_WHAT TO PRODUCE_. Everything in the data should be repeated exactly, save for the images.

[start of DATA LINES]

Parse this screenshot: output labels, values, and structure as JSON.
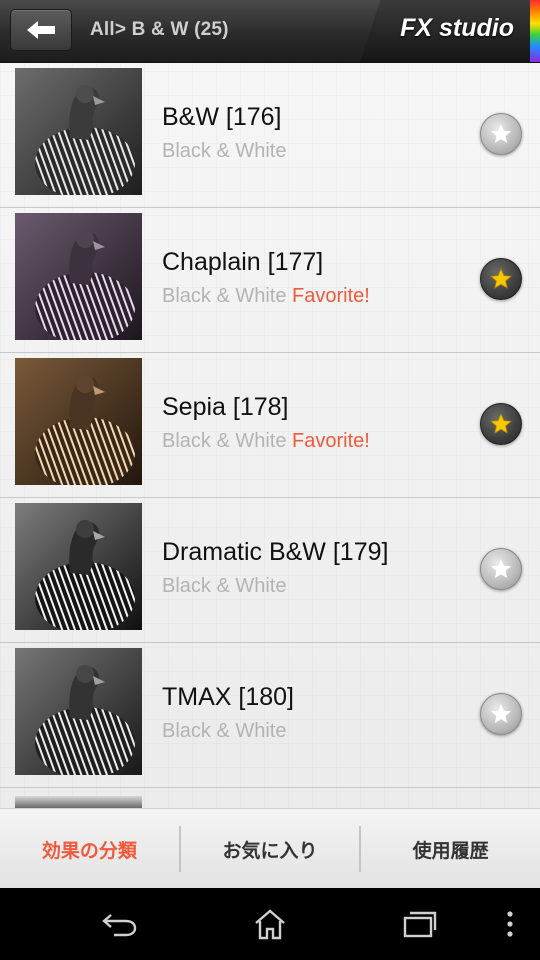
{
  "header": {
    "back_icon": "back-arrow-icon",
    "breadcrumb": "All> B & W (25)",
    "app_title": "FX studio"
  },
  "list": {
    "items": [
      {
        "title": "B&W [176]",
        "category": "Black & White",
        "favorite_label": "",
        "starred": false,
        "tint": "gray"
      },
      {
        "title": "Chaplain [177]",
        "category": "Black & White",
        "favorite_label": "Favorite!",
        "starred": true,
        "tint": "purple"
      },
      {
        "title": "Sepia [178]",
        "category": "Black & White",
        "favorite_label": "Favorite!",
        "starred": true,
        "tint": "sepia"
      },
      {
        "title": "Dramatic B&W [179]",
        "category": "Black & White",
        "favorite_label": "",
        "starred": false,
        "tint": "gray"
      },
      {
        "title": "TMAX [180]",
        "category": "Black & White",
        "favorite_label": "",
        "starred": false,
        "tint": "gray"
      }
    ]
  },
  "tabs": {
    "items": [
      {
        "label": "効果の分類",
        "active": true
      },
      {
        "label": "お気に入り",
        "active": false
      },
      {
        "label": "使用履歴",
        "active": false
      }
    ]
  },
  "navbar": {
    "buttons": [
      "back-icon",
      "home-icon",
      "recent-apps-icon",
      "menu-icon"
    ]
  },
  "colors": {
    "accent": "#f05a3c",
    "star_gold": "#f7c700",
    "subtitle_gray": "#b3b3b3"
  }
}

[end of DATA LINES]

_RESULT OF THE TASK_.
Parse this screenshot: output labels, values, and structure as JSON.
{
  "header": {
    "back_icon": "back-arrow-icon",
    "breadcrumb": "All> B & W (25)",
    "app_title": "FX studio"
  },
  "list": {
    "items": [
      {
        "title": "B&W [176]",
        "category": "Black & White",
        "favorite_label": "",
        "starred": false,
        "tint": "gray"
      },
      {
        "title": "Chaplain [177]",
        "category": "Black & White",
        "favorite_label": "Favorite!",
        "starred": true,
        "tint": "purple"
      },
      {
        "title": "Sepia [178]",
        "category": "Black & White",
        "favorite_label": "Favorite!",
        "starred": true,
        "tint": "sepia"
      },
      {
        "title": "Dramatic B&W [179]",
        "category": "Black & White",
        "favorite_label": "",
        "starred": false,
        "tint": "gray"
      },
      {
        "title": "TMAX [180]",
        "category": "Black & White",
        "favorite_label": "",
        "starred": false,
        "tint": "gray"
      }
    ]
  },
  "tabs": {
    "items": [
      {
        "label": "効果の分類",
        "active": true
      },
      {
        "label": "お気に入り",
        "active": false
      },
      {
        "label": "使用履歴",
        "active": false
      }
    ]
  },
  "navbar": {
    "buttons": [
      "back-icon",
      "home-icon",
      "recent-apps-icon",
      "menu-icon"
    ]
  },
  "colors": {
    "accent": "#f05a3c",
    "star_gold": "#f7c700",
    "subtitle_gray": "#b3b3b3"
  }
}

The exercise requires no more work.